_EXERCISE_
Identify the lines that contain the word "title" and copy each one.

══ STORED DATA

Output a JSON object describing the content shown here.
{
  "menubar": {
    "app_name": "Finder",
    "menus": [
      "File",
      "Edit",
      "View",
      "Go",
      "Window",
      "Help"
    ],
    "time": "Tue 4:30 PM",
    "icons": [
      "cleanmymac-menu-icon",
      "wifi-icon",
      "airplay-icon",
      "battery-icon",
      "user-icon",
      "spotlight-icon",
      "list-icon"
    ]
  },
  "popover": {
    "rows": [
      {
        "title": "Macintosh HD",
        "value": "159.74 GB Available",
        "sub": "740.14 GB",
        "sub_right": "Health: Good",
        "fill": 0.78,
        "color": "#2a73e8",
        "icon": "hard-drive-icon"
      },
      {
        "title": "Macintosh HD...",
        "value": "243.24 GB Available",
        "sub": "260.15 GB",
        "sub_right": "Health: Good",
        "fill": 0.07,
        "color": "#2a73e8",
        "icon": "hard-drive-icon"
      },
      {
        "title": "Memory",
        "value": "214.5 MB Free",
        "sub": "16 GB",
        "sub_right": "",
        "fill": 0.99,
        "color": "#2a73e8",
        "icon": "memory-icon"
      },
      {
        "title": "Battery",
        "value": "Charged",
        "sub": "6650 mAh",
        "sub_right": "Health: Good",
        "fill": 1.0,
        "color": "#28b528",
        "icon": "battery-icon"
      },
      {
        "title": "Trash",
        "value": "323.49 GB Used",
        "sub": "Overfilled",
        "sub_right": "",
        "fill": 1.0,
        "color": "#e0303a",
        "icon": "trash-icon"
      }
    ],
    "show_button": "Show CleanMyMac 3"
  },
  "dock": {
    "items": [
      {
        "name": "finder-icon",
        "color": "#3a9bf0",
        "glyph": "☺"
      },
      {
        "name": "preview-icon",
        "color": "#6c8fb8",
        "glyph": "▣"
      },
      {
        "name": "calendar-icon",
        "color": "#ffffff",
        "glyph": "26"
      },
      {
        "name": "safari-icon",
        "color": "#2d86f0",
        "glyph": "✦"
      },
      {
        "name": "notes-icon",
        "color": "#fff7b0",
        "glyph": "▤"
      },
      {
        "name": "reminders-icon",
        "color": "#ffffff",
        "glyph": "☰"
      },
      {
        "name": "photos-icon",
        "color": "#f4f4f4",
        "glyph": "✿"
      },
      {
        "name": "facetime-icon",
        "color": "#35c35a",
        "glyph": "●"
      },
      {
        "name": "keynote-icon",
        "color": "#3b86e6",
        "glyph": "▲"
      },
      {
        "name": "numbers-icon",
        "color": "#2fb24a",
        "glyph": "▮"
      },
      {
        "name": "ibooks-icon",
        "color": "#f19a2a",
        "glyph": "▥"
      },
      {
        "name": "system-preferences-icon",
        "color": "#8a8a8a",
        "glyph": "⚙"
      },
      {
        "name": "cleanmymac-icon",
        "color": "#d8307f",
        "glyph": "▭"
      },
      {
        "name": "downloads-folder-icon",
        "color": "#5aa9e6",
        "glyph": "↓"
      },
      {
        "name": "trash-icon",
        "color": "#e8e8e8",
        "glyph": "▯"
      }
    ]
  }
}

════
══ STORED DATA

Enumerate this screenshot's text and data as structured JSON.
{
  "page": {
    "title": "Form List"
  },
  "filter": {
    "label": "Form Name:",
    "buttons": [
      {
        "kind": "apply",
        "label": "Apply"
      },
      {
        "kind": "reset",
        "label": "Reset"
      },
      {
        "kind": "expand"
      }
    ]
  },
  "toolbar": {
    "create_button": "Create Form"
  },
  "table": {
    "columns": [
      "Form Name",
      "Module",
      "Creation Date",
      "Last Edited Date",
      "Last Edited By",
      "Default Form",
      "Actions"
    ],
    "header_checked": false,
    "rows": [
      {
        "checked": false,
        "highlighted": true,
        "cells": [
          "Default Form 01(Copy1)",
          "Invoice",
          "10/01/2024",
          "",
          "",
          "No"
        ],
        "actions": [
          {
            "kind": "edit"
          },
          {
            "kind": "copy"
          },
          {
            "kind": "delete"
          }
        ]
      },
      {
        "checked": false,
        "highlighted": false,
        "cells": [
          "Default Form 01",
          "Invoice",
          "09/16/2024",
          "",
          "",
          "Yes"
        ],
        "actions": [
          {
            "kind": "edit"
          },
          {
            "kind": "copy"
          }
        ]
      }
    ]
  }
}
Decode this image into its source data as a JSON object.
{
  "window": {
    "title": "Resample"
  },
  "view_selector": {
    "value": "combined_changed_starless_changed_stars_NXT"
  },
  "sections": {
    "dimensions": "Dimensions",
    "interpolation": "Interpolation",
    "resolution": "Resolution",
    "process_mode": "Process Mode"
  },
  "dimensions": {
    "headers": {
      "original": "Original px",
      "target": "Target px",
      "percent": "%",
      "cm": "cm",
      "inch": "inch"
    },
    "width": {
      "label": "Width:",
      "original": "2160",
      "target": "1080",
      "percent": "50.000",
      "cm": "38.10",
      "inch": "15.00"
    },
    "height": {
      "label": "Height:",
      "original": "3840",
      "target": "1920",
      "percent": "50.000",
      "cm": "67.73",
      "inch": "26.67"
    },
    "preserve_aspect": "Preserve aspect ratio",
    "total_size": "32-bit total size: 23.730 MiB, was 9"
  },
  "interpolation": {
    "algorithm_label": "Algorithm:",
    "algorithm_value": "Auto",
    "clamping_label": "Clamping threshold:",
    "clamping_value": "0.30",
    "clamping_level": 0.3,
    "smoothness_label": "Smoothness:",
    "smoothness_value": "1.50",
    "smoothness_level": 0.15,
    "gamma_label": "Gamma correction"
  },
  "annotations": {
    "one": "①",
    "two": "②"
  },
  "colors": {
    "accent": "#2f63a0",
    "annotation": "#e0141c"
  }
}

════

_THE REPLY_
        "title": "Macintosh HD",
        "title": "Macintosh HD...",
        "title": "Memory",
        "title": "Battery",
        "title": "Trash",
    "title": "Form List"
    "title": "Resample"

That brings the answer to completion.